-- Begin --

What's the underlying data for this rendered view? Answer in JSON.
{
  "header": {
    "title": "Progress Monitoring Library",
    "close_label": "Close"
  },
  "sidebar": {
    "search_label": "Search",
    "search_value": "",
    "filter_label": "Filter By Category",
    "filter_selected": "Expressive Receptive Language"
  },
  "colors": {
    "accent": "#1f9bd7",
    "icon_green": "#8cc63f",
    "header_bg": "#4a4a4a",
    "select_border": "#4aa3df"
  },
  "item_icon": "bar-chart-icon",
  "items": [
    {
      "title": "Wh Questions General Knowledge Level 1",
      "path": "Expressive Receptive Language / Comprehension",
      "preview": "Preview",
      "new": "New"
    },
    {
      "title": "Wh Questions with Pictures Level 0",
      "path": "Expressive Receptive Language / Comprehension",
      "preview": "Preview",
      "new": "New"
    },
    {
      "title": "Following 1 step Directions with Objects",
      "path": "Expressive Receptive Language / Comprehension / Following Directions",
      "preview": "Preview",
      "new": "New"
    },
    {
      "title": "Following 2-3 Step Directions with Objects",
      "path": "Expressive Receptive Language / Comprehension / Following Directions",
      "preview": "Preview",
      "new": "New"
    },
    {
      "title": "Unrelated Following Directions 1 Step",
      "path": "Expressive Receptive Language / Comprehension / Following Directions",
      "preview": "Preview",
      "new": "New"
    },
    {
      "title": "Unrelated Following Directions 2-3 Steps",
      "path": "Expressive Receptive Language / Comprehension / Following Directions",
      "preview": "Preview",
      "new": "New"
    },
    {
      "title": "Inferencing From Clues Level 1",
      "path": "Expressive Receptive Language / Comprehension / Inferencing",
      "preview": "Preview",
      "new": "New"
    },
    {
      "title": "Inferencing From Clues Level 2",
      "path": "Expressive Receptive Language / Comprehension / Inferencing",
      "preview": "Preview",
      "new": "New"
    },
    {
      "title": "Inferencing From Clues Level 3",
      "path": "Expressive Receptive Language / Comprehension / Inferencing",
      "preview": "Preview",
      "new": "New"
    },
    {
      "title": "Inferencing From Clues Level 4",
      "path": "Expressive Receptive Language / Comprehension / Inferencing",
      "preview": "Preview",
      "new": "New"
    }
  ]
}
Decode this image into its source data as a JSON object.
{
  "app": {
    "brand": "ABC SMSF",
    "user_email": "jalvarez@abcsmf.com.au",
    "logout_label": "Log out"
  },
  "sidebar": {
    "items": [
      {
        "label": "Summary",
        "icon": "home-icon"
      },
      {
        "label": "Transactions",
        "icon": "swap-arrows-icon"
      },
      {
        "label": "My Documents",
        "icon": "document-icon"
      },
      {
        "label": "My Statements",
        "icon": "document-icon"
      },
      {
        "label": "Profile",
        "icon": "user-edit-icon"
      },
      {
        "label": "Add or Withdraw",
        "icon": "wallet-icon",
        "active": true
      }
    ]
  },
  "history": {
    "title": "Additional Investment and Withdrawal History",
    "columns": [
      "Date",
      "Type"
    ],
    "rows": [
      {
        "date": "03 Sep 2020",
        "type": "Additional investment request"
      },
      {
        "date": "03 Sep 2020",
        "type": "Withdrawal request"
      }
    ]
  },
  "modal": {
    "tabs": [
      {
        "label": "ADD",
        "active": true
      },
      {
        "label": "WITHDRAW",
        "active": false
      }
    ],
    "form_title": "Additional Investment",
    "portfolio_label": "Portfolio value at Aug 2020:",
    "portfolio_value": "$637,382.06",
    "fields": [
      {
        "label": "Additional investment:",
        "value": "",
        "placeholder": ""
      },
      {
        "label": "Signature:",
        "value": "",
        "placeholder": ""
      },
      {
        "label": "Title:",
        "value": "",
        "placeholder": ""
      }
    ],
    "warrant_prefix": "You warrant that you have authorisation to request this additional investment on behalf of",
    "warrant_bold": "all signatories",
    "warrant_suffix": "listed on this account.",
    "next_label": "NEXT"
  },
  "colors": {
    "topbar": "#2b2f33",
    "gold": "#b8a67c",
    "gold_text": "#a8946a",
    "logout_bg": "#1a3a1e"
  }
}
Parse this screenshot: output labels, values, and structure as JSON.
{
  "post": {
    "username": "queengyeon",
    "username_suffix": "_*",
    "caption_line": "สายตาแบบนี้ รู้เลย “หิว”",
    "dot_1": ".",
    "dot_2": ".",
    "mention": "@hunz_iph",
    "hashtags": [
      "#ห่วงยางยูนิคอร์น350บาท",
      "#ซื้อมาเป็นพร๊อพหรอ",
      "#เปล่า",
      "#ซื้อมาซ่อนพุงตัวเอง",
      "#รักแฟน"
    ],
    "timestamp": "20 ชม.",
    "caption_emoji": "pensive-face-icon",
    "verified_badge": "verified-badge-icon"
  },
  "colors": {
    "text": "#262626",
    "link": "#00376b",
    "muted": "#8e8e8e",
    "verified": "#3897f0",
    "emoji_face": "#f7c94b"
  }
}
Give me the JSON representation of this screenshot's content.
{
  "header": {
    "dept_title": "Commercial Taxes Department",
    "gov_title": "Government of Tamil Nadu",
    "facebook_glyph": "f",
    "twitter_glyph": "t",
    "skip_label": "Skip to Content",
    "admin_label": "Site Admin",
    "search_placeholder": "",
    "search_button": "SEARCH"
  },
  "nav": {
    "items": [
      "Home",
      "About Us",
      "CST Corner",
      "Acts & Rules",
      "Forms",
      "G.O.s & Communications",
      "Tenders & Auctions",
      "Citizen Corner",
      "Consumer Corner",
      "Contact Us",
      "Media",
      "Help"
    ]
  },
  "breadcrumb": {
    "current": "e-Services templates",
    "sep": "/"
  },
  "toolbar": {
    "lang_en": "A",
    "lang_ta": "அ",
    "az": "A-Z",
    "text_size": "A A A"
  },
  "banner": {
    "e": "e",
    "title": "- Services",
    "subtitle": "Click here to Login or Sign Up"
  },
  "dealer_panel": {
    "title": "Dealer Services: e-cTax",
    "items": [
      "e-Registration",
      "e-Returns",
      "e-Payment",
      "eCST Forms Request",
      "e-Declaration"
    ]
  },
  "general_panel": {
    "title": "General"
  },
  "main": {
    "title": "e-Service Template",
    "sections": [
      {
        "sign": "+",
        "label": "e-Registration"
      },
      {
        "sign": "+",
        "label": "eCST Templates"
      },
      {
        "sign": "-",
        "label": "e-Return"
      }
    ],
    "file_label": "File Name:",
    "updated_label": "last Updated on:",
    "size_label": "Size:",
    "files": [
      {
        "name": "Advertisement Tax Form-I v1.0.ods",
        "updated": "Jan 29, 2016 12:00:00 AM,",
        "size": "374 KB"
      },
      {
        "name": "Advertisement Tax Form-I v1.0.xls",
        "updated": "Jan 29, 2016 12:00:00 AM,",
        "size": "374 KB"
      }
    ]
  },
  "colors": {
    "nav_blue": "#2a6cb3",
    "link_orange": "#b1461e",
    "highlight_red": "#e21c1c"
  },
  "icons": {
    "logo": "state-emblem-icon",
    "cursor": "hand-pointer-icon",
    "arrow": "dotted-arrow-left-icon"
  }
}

-- End --

#### [WHAT TO DO]
All of the data needs to be reproduced exactly, with no line missing.

#### [OUTPUT OF THE TASK]
What's the underlying data for this rendered view? Answer in JSON.
{
  "header": {
    "title": "Progress Monitoring Library",
    "close_label": "Close"
  },
  "sidebar": {
    "search_label": "Search",
    "search_value": "",
    "filter_label": "Filter By Category",
    "filter_selected": "Expressive Receptive Language"
  },
  "colors": {
    "accent": "#1f9bd7",
    "icon_green": "#8cc63f",
    "header_bg": "#4a4a4a",
    "select_border": "#4aa3df"
  },
  "item_icon": "bar-chart-icon",
  "items": [
    {
      "title": "Wh Questions General Knowledge Level 1",
      "path": "Expressive Receptive Language / Comprehension",
      "preview": "Preview",
      "new": "New"
    },
    {
      "title": "Wh Questions with Pictures Level 0",
      "path": "Expressive Receptive Language / Comprehension",
      "preview": "Preview",
      "new": "New"
    },
    {
      "title": "Following 1 step Directions with Objects",
      "path": "Expressive Receptive Language / Comprehension / Following Directions",
      "preview": "Preview",
      "new": "New"
    },
    {
      "title": "Following 2-3 Step Directions with Objects",
      "path": "Expressive Receptive Language / Comprehension / Following Directions",
      "preview": "Preview",
      "new": "New"
    },
    {
      "title": "Unrelated Following Directions 1 Step",
      "path": "Expressive Receptive Language / Comprehension / Following Directions",
      "preview": "Preview",
      "new": "New"
    },
    {
      "title": "Unrelated Following Directions 2-3 Steps",
      "path": "Expressive Receptive Language / Comprehension / Following Directions",
      "preview": "Preview",
      "new": "New"
    },
    {
      "title": "Inferencing From Clues Level 1",
      "path": "Expressive Receptive Language / Comprehension / Inferencing",
      "preview": "Preview",
      "new": "New"
    },
    {
      "title": "Inferencing From Clues Level 2",
      "path": "Expressive Receptive Language / Comprehension / Inferencing",
      "preview": "Preview",
      "new": "New"
    },
    {
      "title": "Inferencing From Clues Level 3",
      "path": "Expressive Receptive Language / Comprehension / Inferencing",
      "preview": "Preview",
      "new": "New"
    },
    {
      "title": "Inferencing From Clues Level 4",
      "path": "Expressive Receptive Language / Comprehension / Inferencing",
      "preview": "Preview",
      "new": "New"
    }
  ]
}
Decode this image into its source data as a JSON object.
{
  "app": {
    "brand": "ABC SMSF",
    "user_email": "jalvarez@abcsmf.com.au",
    "logout_label": "Log out"
  },
  "sidebar": {
    "items": [
      {
        "label": "Summary",
        "icon": "home-icon"
      },
      {
        "label": "Transactions",
        "icon": "swap-arrows-icon"
      },
      {
        "label": "My Documents",
        "icon": "document-icon"
      },
      {
        "label": "My Statements",
        "icon": "document-icon"
      },
      {
        "label": "Profile",
        "icon": "user-edit-icon"
      },
      {
        "label": "Add or Withdraw",
        "icon": "wallet-icon",
        "active": true
      }
    ]
  },
  "history": {
    "title": "Additional Investment and Withdrawal History",
    "columns": [
      "Date",
      "Type"
    ],
    "rows": [
      {
        "date": "03 Sep 2020",
        "type": "Additional investment request"
      },
      {
        "date": "03 Sep 2020",
        "type": "Withdrawal request"
      }
    ]
  },
  "modal": {
    "tabs": [
      {
        "label": "ADD",
        "active": true
      },
      {
        "label": "WITHDRAW",
        "active": false
      }
    ],
    "form_title": "Additional Investment",
    "portfolio_label": "Portfolio value at Aug 2020:",
    "portfolio_value": "$637,382.06",
    "fields": [
      {
        "label": "Additional investment:",
        "value": "",
        "placeholder": ""
      },
      {
        "label": "Signature:",
        "value": "",
        "placeholder": ""
      },
      {
        "label": "Title:",
        "value": "",
        "placeholder": ""
      }
    ],
    "warrant_prefix": "You warrant that you have authorisation to request this additional investment on behalf of",
    "warrant_bold": "all signatories",
    "warrant_suffix": "listed on this account.",
    "next_label": "NEXT"
  },
  "colors": {
    "topbar": "#2b2f33",
    "gold": "#b8a67c",
    "gold_text": "#a8946a",
    "logout_bg": "#1a3a1e"
  }
}
Parse this screenshot: output labels, values, and structure as JSON.
{
  "post": {
    "username": "queengyeon",
    "username_suffix": "_*",
    "caption_line": "สายตาแบบนี้ รู้เลย “หิว”",
    "dot_1": ".",
    "dot_2": ".",
    "mention": "@hunz_iph",
    "hashtags": [
      "#ห่วงยางยูนิคอร์น350บาท",
      "#ซื้อมาเป็นพร๊อพหรอ",
      "#เปล่า",
      "#ซื้อมาซ่อนพุงตัวเอง",
      "#รักแฟน"
    ],
    "timestamp": "20 ชม.",
    "caption_emoji": "pensive-face-icon",
    "verified_badge": "verified-badge-icon"
  },
  "colors": {
    "text": "#262626",
    "link": "#00376b",
    "muted": "#8e8e8e",
    "verified": "#3897f0",
    "emoji_face": "#f7c94b"
  }
}
Give me the JSON representation of this screenshot's content.
{
  "header": {
    "dept_title": "Commercial Taxes Department",
    "gov_title": "Government of Tamil Nadu",
    "facebook_glyph": "f",
    "twitter_glyph": "t",
    "skip_label": "Skip to Content",
    "admin_label": "Site Admin",
    "search_placeholder": "",
    "search_button": "SEARCH"
  },
  "nav": {
    "items": [
      "Home",
      "About Us",
      "CST Corner",
      "Acts & Rules",
      "Forms",
      "G.O.s & Communications",
      "Tenders & Auctions",
      "Citizen Corner",
      "Consumer Corner",
      "Contact Us",
      "Media",
      "Help"
    ]
  },
  "breadcrumb": {
    "current": "e-Services templates",
    "sep": "/"
  },
  "toolbar": {
    "lang_en": "A",
    "lang_ta": "அ",
    "az": "A-Z",
    "text_size": "A A A"
  },
  "banner": {
    "e": "e",
    "title": "- Services",
    "subtitle": "Click here to Login or Sign Up"
  },
  "dealer_panel": {
    "title": "Dealer Services: e-cTax",
    "items": [
      "e-Registration",
      "e-Returns",
      "e-Payment",
      "eCST Forms Request",
      "e-Declaration"
    ]
  },
  "general_panel": {
    "title": "General"
  },
  "main": {
    "title": "e-Service Template",
    "sections": [
      {
        "sign": "+",
        "label": "e-Registration"
      },
      {
        "sign": "+",
        "label": "eCST Templates"
      },
      {
        "sign": "-",
        "label": "e-Return"
      }
    ],
    "file_label": "File Name:",
    "updated_label": "last Updated on:",
    "size_label": "Size:",
    "files": [
      {
        "name": "Advertisement Tax Form-I v1.0.ods",
        "updated": "Jan 29, 2016 12:00:00 AM,",
        "size": "374 KB"
      },
      {
        "name": "Advertisement Tax Form-I v1.0.xls",
        "updated": "Jan 29, 2016 12:00:00 AM,",
        "size": "374 KB"
      }
    ]
  },
  "colors": {
    "nav_blue": "#2a6cb3",
    "link_orange": "#b1461e",
    "highlight_red": "#e21c1c"
  },
  "icons": {
    "logo": "state-emblem-icon",
    "cursor": "hand-pointer-icon",
    "arrow": "dotted-arrow-left-icon"
  }
}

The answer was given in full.